** Goal of the exercise **
For each line of the data below that holds "объеме", copy the line.

Begin Input rows

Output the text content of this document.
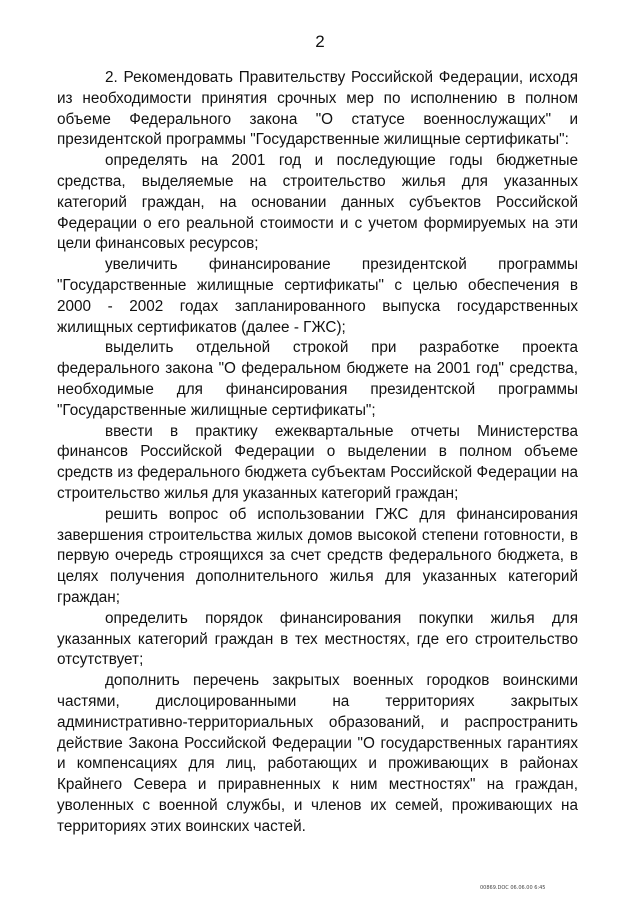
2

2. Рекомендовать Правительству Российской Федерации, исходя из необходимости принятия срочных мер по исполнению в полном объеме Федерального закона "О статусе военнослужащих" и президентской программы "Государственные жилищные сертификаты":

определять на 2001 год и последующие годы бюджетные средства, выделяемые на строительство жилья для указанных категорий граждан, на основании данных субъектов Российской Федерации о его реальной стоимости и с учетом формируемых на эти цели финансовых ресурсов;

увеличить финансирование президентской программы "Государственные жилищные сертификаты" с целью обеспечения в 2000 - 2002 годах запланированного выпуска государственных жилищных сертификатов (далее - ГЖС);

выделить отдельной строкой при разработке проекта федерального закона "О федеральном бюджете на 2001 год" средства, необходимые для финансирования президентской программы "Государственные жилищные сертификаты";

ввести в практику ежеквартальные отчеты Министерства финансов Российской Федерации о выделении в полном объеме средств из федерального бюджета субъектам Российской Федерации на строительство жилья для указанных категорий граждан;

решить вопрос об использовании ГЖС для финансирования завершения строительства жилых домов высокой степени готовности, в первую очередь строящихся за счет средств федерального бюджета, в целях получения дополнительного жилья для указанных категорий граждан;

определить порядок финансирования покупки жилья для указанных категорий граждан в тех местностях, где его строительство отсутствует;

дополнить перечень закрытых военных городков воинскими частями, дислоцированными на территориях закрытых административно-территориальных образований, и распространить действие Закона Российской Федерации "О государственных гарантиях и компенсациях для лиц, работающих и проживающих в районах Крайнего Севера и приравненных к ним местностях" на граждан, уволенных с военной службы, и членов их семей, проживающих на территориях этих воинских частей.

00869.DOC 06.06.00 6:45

End Input rows
Begin Input rows

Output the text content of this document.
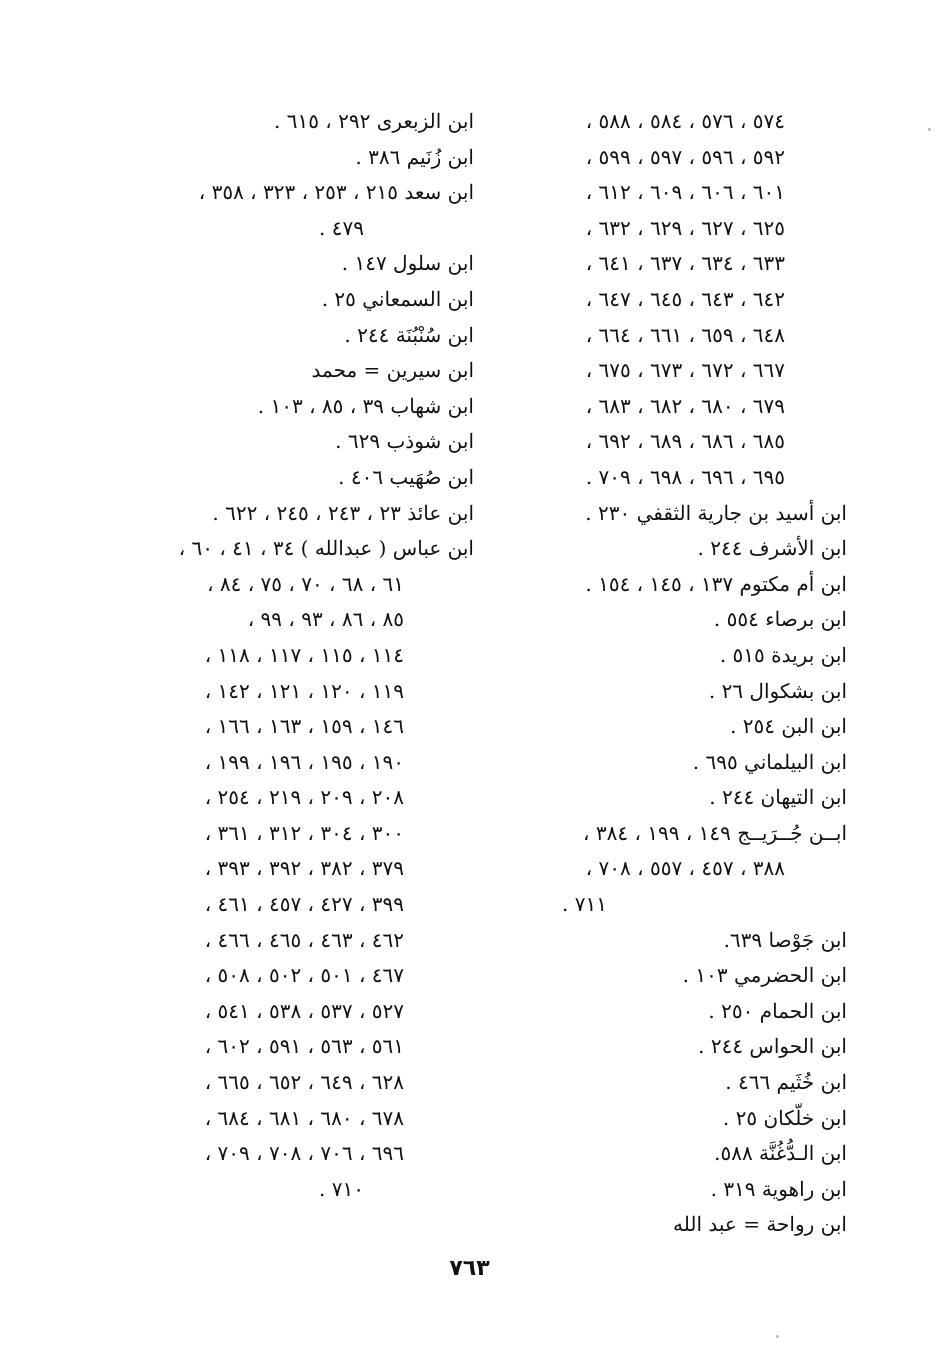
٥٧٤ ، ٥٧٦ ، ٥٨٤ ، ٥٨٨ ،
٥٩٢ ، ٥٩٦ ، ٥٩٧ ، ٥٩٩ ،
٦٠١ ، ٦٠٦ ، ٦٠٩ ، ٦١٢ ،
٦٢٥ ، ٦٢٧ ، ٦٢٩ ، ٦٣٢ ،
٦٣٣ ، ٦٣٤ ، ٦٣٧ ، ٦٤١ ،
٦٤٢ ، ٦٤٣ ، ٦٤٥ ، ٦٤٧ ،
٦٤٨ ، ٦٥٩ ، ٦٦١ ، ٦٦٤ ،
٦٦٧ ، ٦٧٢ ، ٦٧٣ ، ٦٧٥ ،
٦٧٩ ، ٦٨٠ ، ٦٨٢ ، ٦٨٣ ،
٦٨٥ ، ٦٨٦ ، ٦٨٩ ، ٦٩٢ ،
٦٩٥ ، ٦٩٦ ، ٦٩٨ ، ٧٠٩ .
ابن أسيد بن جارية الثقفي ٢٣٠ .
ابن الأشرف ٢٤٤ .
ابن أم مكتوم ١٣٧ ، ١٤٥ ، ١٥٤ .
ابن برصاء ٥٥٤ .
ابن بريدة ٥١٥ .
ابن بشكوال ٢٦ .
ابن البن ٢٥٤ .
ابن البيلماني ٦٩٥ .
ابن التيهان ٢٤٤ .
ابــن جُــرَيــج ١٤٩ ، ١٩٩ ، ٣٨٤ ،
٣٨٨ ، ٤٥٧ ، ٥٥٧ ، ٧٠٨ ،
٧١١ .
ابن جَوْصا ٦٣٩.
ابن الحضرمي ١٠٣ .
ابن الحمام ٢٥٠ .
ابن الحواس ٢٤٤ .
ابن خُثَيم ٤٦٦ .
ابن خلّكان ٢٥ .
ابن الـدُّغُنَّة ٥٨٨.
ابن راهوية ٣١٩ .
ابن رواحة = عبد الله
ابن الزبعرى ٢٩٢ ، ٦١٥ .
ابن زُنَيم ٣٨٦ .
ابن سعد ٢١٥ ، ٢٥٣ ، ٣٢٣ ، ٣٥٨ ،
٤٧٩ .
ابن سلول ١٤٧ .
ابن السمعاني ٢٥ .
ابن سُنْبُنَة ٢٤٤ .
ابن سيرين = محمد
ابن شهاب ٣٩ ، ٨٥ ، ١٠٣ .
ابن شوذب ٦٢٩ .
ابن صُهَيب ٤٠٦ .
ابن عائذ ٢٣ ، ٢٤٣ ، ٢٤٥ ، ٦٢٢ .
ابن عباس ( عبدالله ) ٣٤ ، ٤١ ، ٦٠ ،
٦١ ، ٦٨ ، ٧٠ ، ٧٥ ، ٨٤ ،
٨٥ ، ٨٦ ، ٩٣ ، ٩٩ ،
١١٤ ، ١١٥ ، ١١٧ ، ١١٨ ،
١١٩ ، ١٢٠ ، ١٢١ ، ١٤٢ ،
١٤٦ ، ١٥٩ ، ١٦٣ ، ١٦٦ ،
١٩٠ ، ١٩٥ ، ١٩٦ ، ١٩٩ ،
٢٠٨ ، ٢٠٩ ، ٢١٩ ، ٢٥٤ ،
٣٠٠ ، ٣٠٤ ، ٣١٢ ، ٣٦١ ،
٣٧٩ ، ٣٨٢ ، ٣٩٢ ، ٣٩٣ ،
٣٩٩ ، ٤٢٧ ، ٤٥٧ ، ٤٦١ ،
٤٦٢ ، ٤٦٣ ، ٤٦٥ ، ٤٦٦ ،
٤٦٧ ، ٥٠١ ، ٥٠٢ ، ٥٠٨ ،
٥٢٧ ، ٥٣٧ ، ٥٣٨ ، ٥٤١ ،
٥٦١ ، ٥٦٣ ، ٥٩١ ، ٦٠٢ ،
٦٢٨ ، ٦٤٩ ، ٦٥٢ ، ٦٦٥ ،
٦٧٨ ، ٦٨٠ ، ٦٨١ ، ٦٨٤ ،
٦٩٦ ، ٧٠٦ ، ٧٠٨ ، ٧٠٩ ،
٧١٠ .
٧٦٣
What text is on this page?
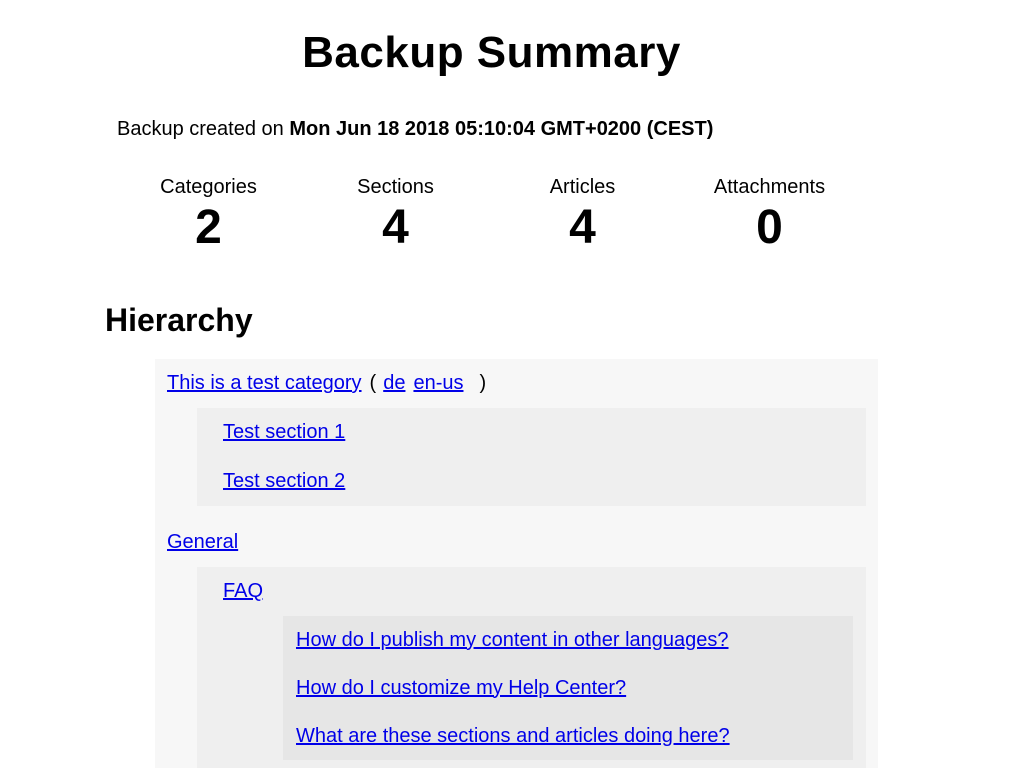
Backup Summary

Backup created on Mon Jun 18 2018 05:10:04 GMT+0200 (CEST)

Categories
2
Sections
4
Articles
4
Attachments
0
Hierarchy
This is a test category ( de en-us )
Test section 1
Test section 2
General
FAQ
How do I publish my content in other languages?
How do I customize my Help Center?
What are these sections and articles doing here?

End Input rows

** Task output **
2. Рекомендовать Правительству Российской Федерации, исходя из необходимости принятия срочных мер по исполнению в полном объеме Федерального закона "О статусе военнослужащих" и президентской программы "Государственные жилищные сертификаты":
ввести в практику ежеквартальные отчеты Министерства финансов Российской Федерации о выделении в полном объеме средств из федерального бюджета субъектам Российской Федерации на строительство жилья для указанных категорий граждан;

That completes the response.